Return the number of lines holding "ihre", with nothing added.

** start GIVEN DATA **

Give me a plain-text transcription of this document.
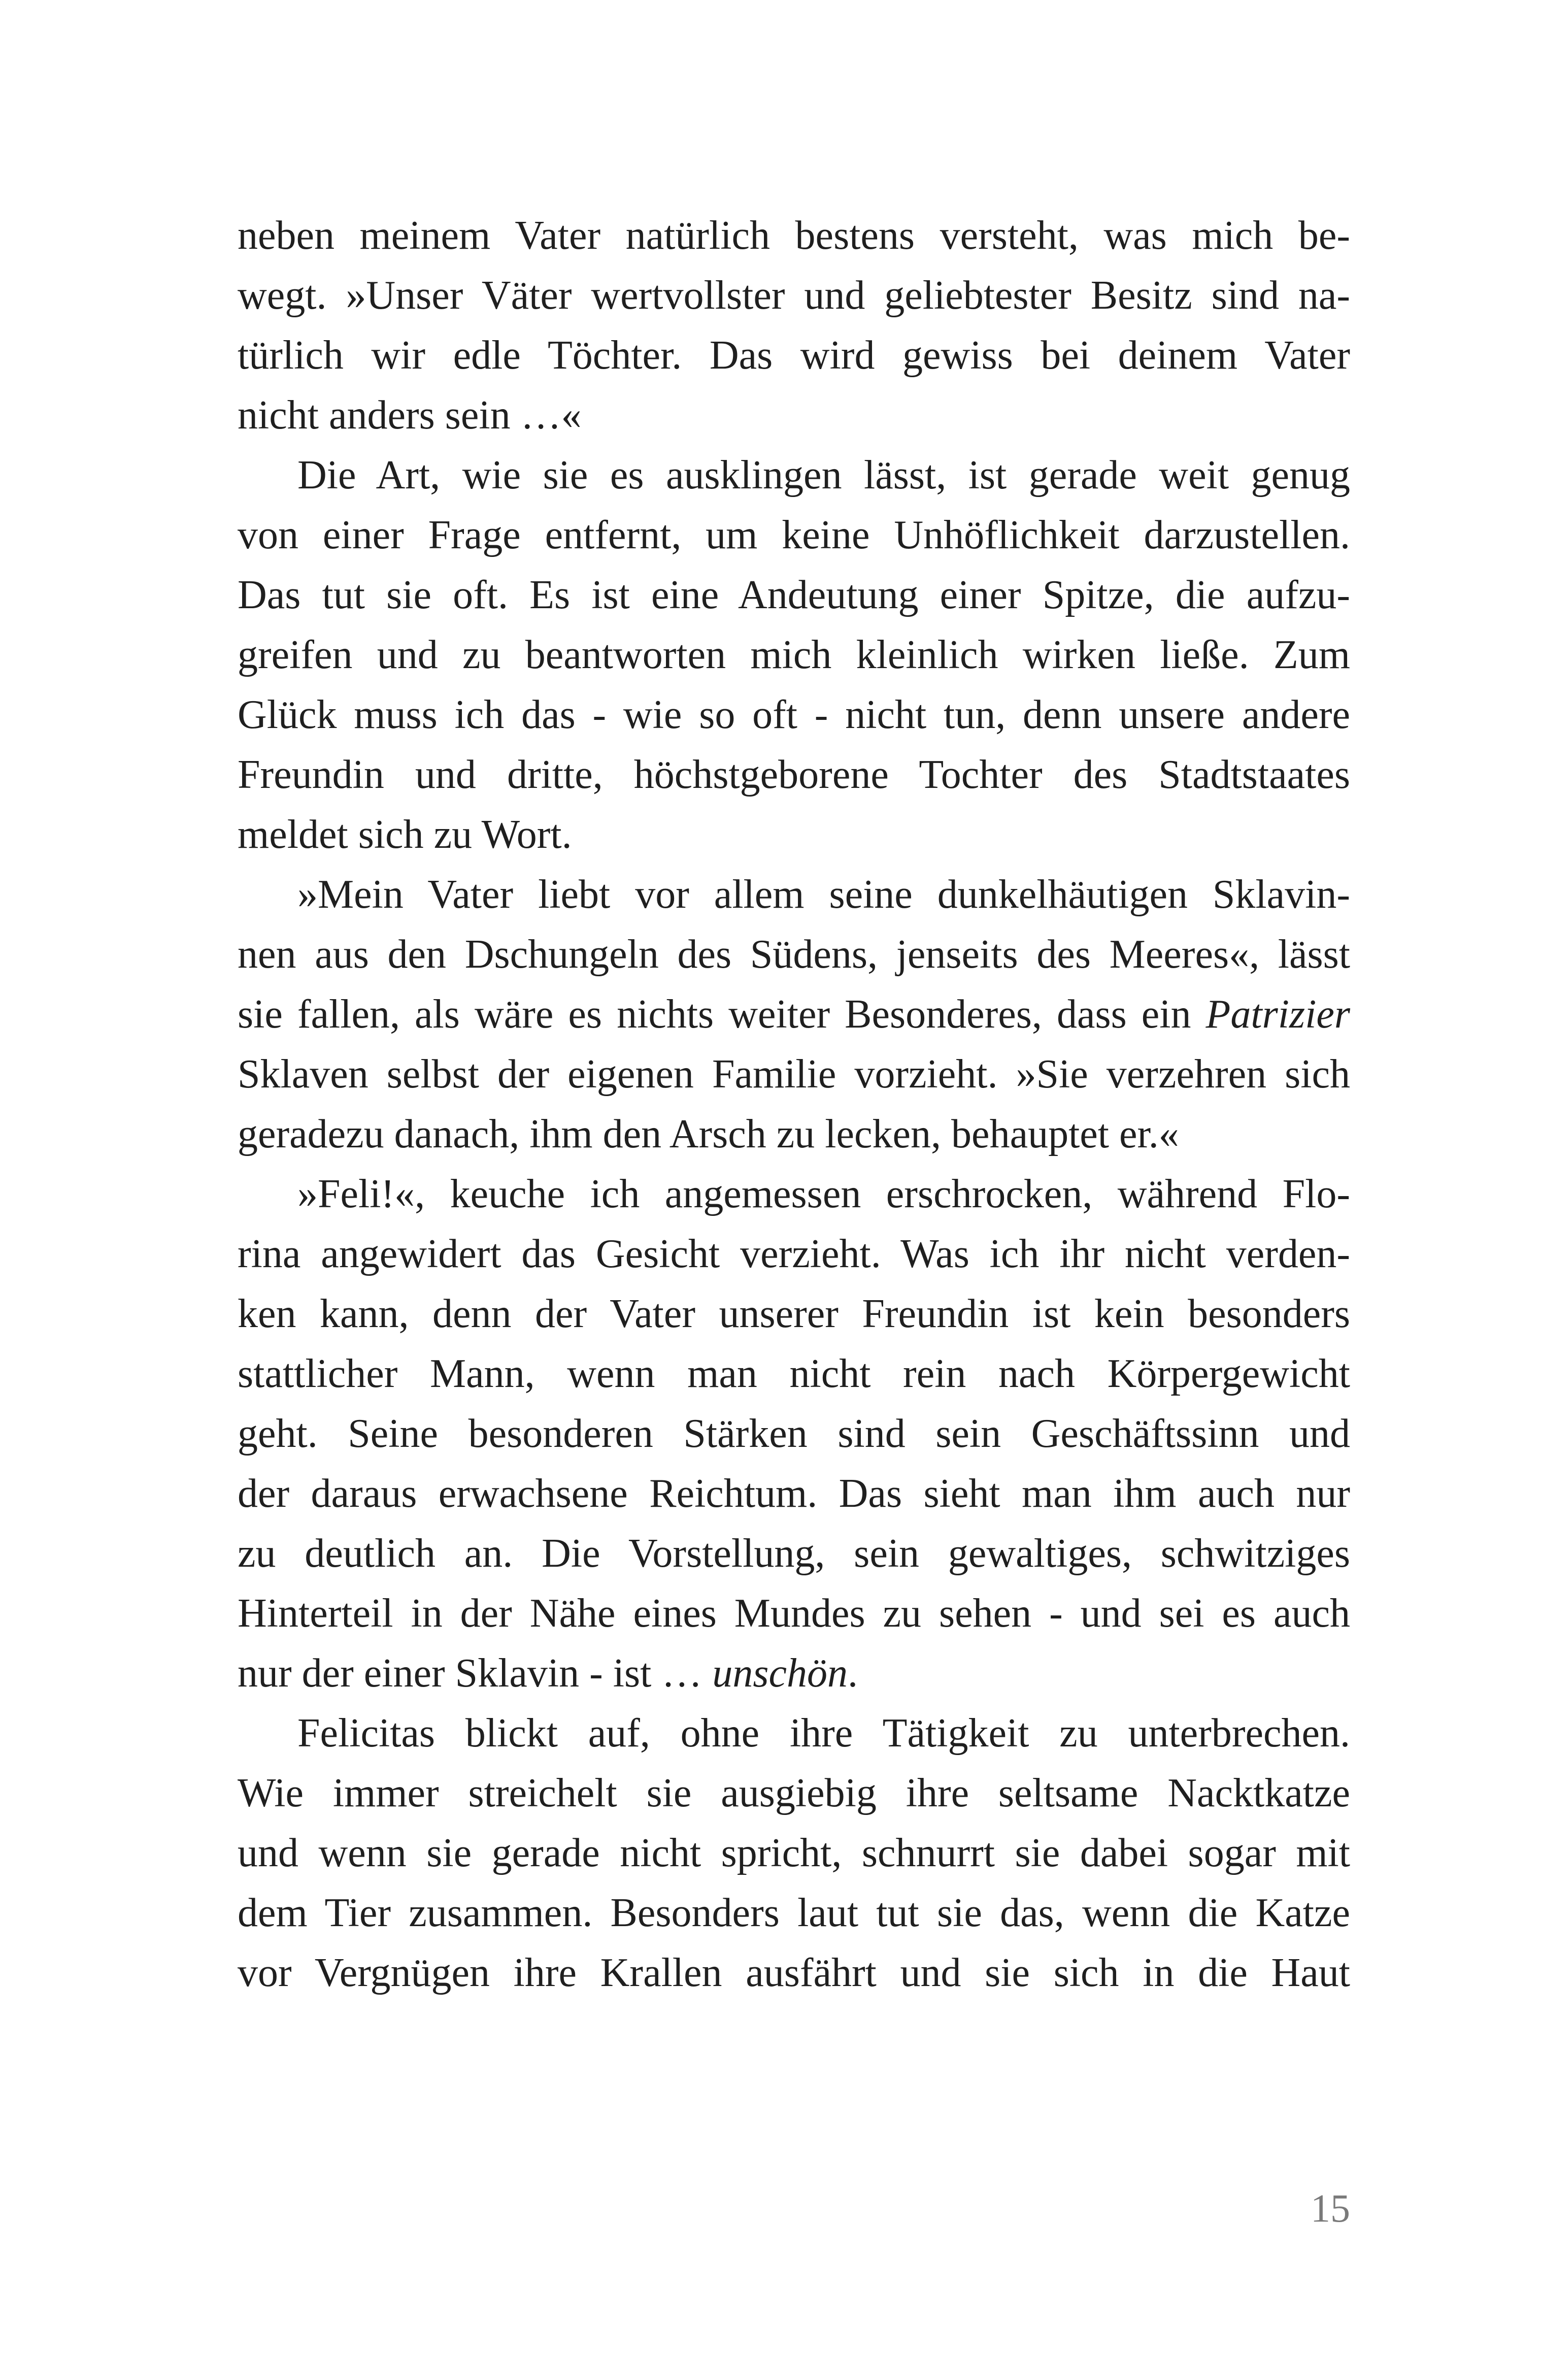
neben meinem Vater natürlich bestens versteht, was mich be-
wegt. »Unser Väter wertvollster und geliebtester Besitz sind na-
türlich wir edle Töchter. Das wird gewiss bei deinem Vater
nicht anders sein …«
Die Art, wie sie es ausklingen lässt, ist gerade weit genug
von einer Frage entfernt, um keine Unhöflichkeit darzustellen.
Das tut sie oft. Es ist eine Andeutung einer Spitze, die aufzu-
greifen und zu beantworten mich kleinlich wirken ließe. Zum
Glück muss ich das - wie so oft - nicht tun, denn unsere andere
Freundin und dritte, höchstgeborene Tochter des Stadtstaates
meldet sich zu Wort.
»Mein Vater liebt vor allem seine dunkelhäutigen Sklavin-
nen aus den Dschungeln des Südens, jenseits des Meeres«, lässt
sie fallen, als wäre es nichts weiter Besonderes, dass ein Patrizier
Sklaven selbst der eigenen Familie vorzieht. »Sie verzehren sich
geradezu danach, ihm den Arsch zu lecken, behauptet er.«
»Feli!«, keuche ich angemessen erschrocken, während Flo-
rina angewidert das Gesicht verzieht. Was ich ihr nicht verden-
ken kann, denn der Vater unserer Freundin ist kein besonders
stattlicher Mann, wenn man nicht rein nach Körpergewicht
geht. Seine besonderen Stärken sind sein Geschäftssinn und
der daraus erwachsene Reichtum. Das sieht man ihm auch nur
zu deutlich an. Die Vorstellung, sein gewaltiges, schwitziges
Hinterteil in der Nähe eines Mundes zu sehen - und sei es auch
nur der einer Sklavin - ist … unschön.
Felicitas blickt auf, ohne ihre Tätigkeit zu unterbrechen.
Wie immer streichelt sie ausgiebig ihre seltsame Nacktkatze
und wenn sie gerade nicht spricht, schnurrt sie dabei sogar mit
dem Tier zusammen. Besonders laut tut sie das, wenn die Katze
vor Vergnügen ihre Krallen ausfährt und sie sich in die Haut
15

** end GIVEN DATA **

— REPLY TO THE TASK —
3